What is needed » Count, in the entries below, the lines in which "Lattice" occurs. Give the number, nothing more.

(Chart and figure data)
—————
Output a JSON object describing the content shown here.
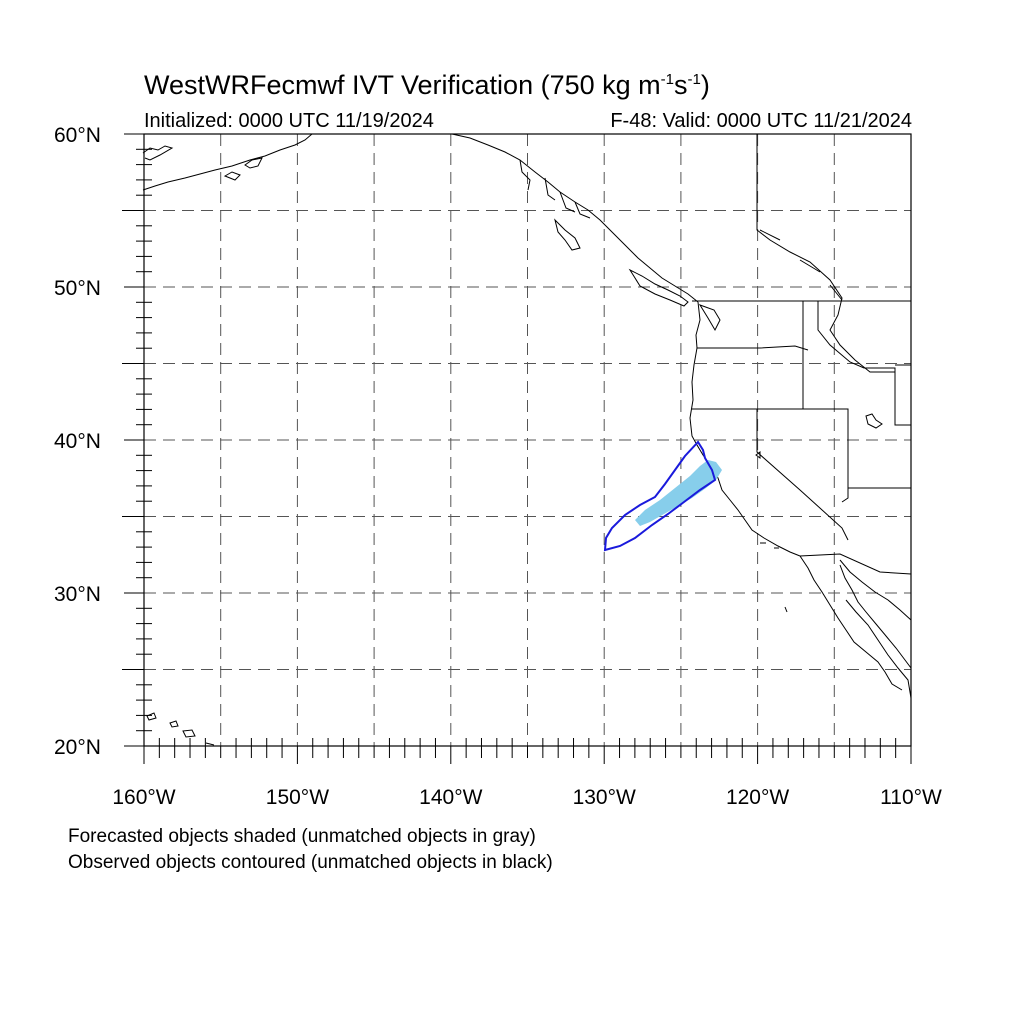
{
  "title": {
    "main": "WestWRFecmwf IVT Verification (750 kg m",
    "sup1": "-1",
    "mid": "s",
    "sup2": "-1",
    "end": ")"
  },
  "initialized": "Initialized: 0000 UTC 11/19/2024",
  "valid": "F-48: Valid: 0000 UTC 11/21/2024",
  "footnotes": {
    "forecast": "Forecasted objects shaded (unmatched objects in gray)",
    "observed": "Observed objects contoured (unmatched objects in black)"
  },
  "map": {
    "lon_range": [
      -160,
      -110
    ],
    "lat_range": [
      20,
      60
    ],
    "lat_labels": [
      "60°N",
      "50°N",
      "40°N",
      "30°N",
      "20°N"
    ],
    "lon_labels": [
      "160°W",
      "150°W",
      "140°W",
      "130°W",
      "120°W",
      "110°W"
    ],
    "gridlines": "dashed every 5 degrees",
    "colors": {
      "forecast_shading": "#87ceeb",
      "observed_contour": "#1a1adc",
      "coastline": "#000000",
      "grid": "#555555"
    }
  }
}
—————
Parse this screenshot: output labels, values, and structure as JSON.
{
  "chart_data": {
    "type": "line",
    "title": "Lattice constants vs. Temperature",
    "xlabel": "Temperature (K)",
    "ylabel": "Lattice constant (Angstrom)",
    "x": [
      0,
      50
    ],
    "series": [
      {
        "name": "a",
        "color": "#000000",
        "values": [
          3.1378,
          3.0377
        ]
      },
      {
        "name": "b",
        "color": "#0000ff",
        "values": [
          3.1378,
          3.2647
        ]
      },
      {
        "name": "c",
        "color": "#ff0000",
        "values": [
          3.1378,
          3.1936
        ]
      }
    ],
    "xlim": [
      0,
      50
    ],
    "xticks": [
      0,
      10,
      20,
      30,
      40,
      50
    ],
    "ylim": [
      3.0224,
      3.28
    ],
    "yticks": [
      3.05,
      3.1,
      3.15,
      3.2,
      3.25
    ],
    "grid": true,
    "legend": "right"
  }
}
—————
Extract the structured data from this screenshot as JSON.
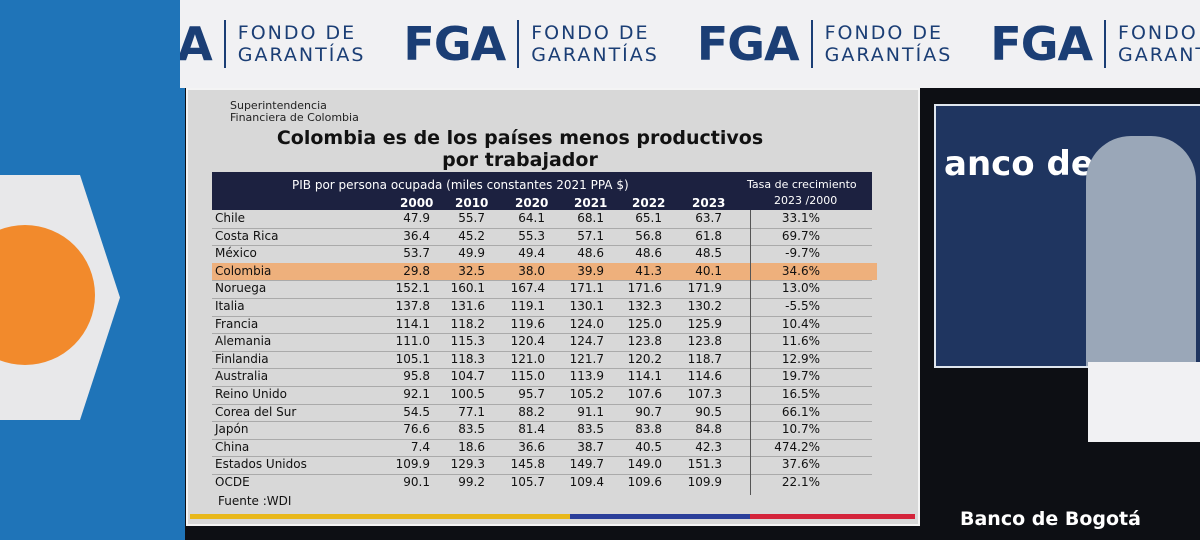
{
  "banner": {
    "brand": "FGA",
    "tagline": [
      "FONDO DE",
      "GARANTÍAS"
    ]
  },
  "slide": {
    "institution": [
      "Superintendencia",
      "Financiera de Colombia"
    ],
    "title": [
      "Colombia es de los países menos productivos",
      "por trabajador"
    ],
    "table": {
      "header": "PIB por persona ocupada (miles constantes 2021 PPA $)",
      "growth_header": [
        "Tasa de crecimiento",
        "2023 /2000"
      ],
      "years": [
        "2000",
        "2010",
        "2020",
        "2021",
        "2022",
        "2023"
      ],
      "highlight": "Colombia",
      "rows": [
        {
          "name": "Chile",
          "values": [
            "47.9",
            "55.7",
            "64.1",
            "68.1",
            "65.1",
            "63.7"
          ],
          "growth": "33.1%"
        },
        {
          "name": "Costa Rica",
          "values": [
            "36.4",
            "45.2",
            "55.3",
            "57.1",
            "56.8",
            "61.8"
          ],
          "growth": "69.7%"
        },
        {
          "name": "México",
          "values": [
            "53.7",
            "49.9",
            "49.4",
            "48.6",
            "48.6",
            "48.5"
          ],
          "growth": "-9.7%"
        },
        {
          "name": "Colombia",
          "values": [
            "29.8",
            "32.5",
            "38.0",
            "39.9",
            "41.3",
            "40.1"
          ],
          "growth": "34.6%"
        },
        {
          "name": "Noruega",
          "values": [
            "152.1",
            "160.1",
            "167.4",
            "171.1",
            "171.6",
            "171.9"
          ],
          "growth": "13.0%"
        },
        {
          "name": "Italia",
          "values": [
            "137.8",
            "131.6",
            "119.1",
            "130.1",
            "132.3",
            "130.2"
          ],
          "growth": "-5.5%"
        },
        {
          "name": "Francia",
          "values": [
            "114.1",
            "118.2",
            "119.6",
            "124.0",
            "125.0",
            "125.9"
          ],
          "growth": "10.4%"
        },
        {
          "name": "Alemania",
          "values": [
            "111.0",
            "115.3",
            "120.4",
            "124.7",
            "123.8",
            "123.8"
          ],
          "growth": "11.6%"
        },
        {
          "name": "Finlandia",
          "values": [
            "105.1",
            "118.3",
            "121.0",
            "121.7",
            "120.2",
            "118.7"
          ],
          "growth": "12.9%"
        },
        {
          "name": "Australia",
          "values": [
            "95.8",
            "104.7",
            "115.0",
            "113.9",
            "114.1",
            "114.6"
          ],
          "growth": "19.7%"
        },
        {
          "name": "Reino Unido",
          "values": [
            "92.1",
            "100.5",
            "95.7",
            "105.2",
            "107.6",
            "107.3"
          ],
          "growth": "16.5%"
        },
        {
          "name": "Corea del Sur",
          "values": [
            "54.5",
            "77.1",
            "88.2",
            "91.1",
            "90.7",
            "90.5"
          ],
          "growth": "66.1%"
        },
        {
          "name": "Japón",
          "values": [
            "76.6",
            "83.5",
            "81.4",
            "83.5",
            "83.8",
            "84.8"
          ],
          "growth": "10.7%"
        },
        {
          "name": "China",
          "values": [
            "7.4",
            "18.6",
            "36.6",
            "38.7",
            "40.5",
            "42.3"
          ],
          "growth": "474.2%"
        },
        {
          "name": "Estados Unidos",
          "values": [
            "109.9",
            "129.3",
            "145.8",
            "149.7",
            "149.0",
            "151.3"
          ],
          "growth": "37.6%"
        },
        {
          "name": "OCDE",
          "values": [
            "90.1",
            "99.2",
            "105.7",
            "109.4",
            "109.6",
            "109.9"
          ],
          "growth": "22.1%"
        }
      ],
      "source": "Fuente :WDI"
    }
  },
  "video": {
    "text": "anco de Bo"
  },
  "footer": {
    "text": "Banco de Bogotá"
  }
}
—————
Expected answer » 2